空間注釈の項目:
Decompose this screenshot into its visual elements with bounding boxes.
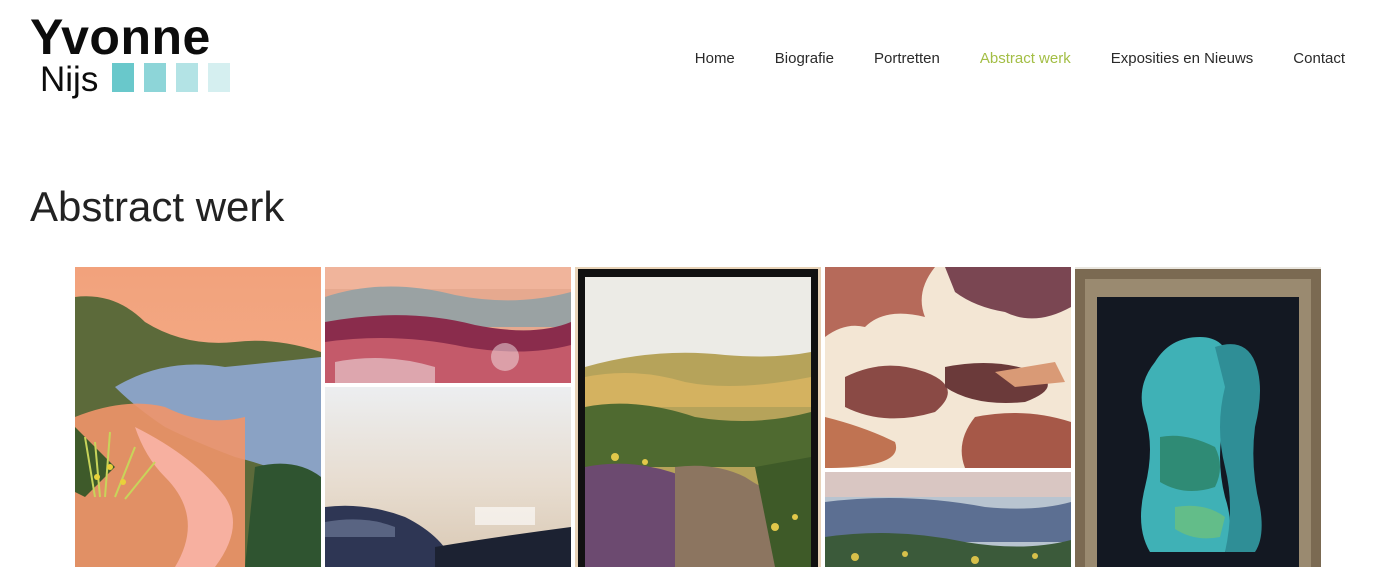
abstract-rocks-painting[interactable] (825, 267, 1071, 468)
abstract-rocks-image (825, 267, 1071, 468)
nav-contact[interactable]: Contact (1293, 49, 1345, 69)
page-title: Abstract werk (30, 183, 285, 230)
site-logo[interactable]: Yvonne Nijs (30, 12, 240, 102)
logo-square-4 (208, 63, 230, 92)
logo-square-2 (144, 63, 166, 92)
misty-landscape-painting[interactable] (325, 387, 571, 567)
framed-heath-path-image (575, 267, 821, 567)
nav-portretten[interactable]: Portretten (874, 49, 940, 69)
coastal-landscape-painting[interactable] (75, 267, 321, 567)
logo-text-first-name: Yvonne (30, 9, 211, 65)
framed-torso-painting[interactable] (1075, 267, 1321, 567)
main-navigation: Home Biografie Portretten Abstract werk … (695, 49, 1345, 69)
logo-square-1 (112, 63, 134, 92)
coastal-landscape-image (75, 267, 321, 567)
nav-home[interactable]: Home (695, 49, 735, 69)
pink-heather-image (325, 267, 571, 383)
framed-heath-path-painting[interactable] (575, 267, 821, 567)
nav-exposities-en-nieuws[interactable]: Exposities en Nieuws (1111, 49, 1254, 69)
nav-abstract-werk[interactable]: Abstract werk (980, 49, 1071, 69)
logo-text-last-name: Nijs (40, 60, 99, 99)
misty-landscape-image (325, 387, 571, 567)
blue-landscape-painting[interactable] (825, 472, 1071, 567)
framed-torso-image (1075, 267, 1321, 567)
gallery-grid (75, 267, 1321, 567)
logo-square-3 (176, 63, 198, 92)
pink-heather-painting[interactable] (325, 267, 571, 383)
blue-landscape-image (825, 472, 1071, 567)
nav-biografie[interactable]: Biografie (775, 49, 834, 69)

__練習課題__:
上の行をすべて、「landscape」を「scenery」に差し替えて書き直してください。ほかの部分は変えず、画像は答えに含めないでください。

__完成した課題__:
Decompose this screenshot into its visual elements with bounding boxes.
abstract-rocks-painting[interactable] (825, 267, 1071, 468)
abstract-rocks-image (825, 267, 1071, 468)
nav-contact[interactable]: Contact (1293, 49, 1345, 69)
page-title: Abstract werk (30, 183, 285, 230)
site-logo[interactable]: Yvonne Nijs (30, 12, 240, 102)
logo-square-4 (208, 63, 230, 92)
logo-square-2 (144, 63, 166, 92)
misty-scenery-painting[interactable] (325, 387, 571, 567)
framed-heath-path-image (575, 267, 821, 567)
nav-portretten[interactable]: Portretten (874, 49, 940, 69)
coastal-scenery-painting[interactable] (75, 267, 321, 567)
logo-text-first-name: Yvonne (30, 9, 211, 65)
framed-torso-painting[interactable] (1075, 267, 1321, 567)
main-navigation: Home Biografie Portretten Abstract werk … (695, 49, 1345, 69)
logo-square-1 (112, 63, 134, 92)
coastal-scenery-image (75, 267, 321, 567)
nav-home[interactable]: Home (695, 49, 735, 69)
pink-heather-image (325, 267, 571, 383)
framed-heath-path-painting[interactable] (575, 267, 821, 567)
nav-exposities-en-nieuws[interactable]: Exposities en Nieuws (1111, 49, 1254, 69)
nav-abstract-werk[interactable]: Abstract werk (980, 49, 1071, 69)
logo-text-last-name: Nijs (40, 60, 99, 99)
misty-scenery-image (325, 387, 571, 567)
blue-scenery-painting[interactable] (825, 472, 1071, 567)
framed-torso-image (1075, 267, 1321, 567)
gallery-grid (75, 267, 1321, 567)
logo-square-3 (176, 63, 198, 92)
pink-heather-painting[interactable] (325, 267, 571, 383)
blue-scenery-image (825, 472, 1071, 567)
nav-biografie[interactable]: Biografie (775, 49, 834, 69)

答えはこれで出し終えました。